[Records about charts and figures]
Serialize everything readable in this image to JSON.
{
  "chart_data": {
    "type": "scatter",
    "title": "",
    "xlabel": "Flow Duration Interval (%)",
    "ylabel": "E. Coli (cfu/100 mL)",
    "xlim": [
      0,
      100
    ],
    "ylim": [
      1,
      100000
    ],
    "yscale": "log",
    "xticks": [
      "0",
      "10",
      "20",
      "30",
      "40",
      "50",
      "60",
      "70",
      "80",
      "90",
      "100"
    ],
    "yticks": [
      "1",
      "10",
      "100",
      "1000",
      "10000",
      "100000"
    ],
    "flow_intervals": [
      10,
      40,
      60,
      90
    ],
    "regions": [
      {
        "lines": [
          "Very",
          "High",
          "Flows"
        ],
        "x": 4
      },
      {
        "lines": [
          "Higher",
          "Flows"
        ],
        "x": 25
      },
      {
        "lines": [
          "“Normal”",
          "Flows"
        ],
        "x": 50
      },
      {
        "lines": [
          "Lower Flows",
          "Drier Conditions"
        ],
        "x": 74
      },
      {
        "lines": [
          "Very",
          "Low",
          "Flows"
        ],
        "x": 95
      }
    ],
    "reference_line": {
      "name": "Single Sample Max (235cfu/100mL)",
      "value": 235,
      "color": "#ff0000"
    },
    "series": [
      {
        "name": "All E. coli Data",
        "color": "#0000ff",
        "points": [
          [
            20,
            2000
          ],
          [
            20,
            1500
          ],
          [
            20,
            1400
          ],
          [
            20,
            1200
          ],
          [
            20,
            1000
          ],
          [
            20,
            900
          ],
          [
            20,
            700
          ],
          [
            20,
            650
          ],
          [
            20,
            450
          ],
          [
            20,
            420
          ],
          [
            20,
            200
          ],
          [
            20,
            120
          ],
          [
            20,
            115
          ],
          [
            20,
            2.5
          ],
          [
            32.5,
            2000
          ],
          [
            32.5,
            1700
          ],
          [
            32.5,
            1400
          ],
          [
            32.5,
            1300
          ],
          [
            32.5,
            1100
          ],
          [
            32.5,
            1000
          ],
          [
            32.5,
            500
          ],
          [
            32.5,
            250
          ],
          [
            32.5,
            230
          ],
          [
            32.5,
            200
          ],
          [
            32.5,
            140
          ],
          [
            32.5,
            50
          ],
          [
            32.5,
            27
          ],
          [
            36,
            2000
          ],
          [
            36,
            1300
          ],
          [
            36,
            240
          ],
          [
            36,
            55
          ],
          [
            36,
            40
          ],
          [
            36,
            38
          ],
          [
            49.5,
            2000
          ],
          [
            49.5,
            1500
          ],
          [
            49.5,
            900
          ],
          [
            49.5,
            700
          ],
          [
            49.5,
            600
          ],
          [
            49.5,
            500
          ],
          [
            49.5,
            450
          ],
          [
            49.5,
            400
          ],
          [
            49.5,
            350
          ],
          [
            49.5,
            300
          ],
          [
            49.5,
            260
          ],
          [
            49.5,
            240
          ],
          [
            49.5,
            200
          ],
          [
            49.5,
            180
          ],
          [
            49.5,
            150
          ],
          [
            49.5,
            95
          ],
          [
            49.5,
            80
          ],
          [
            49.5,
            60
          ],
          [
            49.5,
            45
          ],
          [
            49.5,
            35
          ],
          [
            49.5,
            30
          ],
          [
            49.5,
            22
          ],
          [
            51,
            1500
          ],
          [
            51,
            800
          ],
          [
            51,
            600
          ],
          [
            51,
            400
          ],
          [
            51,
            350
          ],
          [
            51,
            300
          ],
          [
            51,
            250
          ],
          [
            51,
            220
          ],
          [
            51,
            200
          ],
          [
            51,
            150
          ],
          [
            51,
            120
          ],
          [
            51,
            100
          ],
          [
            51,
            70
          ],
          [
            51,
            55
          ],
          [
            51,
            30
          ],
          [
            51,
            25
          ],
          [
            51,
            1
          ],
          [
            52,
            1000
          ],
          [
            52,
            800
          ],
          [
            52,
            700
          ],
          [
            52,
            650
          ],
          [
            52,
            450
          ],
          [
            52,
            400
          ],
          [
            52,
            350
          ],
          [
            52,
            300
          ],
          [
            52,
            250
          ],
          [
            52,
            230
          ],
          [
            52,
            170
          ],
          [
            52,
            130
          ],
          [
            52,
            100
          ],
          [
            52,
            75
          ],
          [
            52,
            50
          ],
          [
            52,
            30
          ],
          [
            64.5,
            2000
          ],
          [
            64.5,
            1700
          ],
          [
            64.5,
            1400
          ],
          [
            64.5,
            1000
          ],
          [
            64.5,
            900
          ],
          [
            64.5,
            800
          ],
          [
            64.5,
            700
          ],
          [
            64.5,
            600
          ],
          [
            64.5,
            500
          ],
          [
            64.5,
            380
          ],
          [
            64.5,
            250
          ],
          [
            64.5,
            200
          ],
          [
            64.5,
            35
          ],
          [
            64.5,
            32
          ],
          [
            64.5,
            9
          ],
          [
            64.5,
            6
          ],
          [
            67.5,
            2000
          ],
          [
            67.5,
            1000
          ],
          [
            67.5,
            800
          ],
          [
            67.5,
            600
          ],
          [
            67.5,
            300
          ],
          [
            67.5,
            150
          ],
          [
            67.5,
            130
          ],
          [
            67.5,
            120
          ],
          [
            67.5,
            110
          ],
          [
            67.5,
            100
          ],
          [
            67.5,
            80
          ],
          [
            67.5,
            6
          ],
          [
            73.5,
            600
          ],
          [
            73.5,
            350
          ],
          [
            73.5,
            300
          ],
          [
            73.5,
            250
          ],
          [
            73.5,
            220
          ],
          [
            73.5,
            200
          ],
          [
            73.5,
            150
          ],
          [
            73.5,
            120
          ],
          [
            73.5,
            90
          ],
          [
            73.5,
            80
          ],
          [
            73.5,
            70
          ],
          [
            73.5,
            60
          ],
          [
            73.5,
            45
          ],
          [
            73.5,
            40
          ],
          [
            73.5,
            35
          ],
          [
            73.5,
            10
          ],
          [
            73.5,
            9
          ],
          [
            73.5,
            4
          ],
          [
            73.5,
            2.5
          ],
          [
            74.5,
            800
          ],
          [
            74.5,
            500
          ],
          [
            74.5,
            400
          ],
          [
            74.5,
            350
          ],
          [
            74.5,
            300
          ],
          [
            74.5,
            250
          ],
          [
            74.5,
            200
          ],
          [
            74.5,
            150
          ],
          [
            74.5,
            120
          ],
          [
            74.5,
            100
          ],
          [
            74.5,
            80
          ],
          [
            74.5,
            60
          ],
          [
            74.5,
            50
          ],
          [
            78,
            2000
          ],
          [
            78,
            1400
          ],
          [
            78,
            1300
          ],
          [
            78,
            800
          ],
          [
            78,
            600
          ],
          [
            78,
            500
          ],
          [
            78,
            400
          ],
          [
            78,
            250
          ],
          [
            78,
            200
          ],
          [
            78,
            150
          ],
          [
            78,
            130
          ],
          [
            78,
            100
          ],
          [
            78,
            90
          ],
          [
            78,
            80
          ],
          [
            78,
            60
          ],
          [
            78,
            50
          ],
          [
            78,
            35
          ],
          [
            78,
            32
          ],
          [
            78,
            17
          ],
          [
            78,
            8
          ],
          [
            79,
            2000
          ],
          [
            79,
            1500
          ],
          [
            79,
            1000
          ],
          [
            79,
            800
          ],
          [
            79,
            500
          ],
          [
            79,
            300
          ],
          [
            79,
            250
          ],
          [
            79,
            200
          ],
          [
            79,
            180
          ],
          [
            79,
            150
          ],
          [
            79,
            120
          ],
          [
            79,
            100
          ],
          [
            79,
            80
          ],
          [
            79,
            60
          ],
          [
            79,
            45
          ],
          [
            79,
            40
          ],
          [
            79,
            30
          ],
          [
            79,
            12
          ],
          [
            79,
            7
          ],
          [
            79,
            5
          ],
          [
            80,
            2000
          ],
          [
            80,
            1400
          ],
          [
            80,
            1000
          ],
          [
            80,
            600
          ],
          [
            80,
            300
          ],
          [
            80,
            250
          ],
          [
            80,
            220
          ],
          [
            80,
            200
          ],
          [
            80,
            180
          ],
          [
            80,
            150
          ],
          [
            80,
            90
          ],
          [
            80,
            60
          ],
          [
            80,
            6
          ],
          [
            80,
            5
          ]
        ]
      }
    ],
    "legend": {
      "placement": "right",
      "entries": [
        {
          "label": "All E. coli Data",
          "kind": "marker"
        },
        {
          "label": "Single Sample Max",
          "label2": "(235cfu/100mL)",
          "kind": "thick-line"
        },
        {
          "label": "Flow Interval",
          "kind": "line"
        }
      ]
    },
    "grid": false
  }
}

Requirements: Establish how many lines of the material above hold the word "Single". Nothing but the count should be returned.

Complete answer: 2